Whenever a line contains the string "home", copy it out of the entries.

Saved entries →
»»

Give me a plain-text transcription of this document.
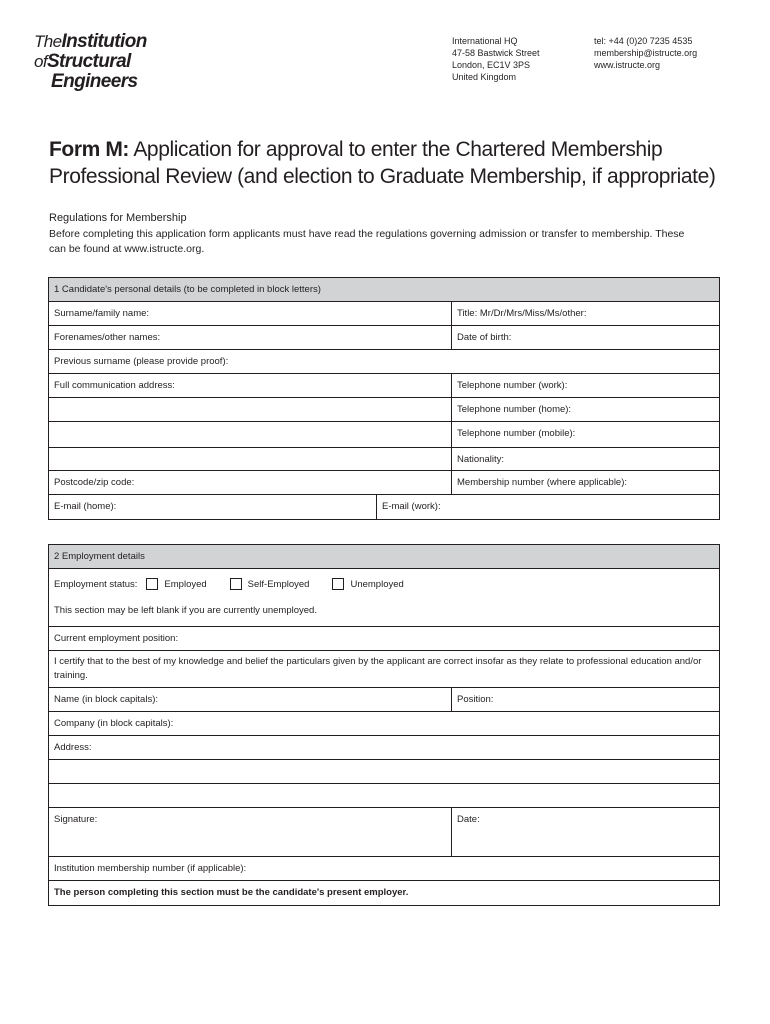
TheInstitution
ofStructural
Engineers
International HQ
47-58 Bastwick Street
London, EC1V 3PS
United Kingdom
tel: +44 (0)20 7235 4535
membership@istructe.org
www.istructe.org
Form M: Application for approval to enter the Chartered Membership Professional Review (and election to Graduate Membership, if appropriate)
Regulations for Membership
Before completing this application form applicants must have read the regulations governing admission or transfer to membership. These can be found at www.istructe.org.
1 Candidate's personal details (to be completed in block letters)
Surname/family name:	Title: Mr/Dr/Mrs/Miss/Ms/other:
Forenames/other names:	Date of birth:
Previous surname (please provide proof):
Full communication address:	Telephone number (work):
Telephone number (home):
Telephone number (mobile):
Nationality:
Postcode/zip code:	Membership number (where applicable):
E-mail (home):	E-mail (work):
2 Employment details
Employment status:	Employed	Self-Employed	Unemployed
This section may be left blank if you are currently unemployed.
Current employment position:
I certify that to the best of my knowledge and belief the particulars given by the applicant are correct insofar as they relate to professional education and/or training.
Name (in block capitals):	Position:
Company (in block capitals):
Address:
Signature:	Date:
Institution membership number (if applicable):
The person completing this section must be the candidate's present employer.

««

WRITTEN REPLY →
Telephone number (home):
E-mail (home):	E-mail (work):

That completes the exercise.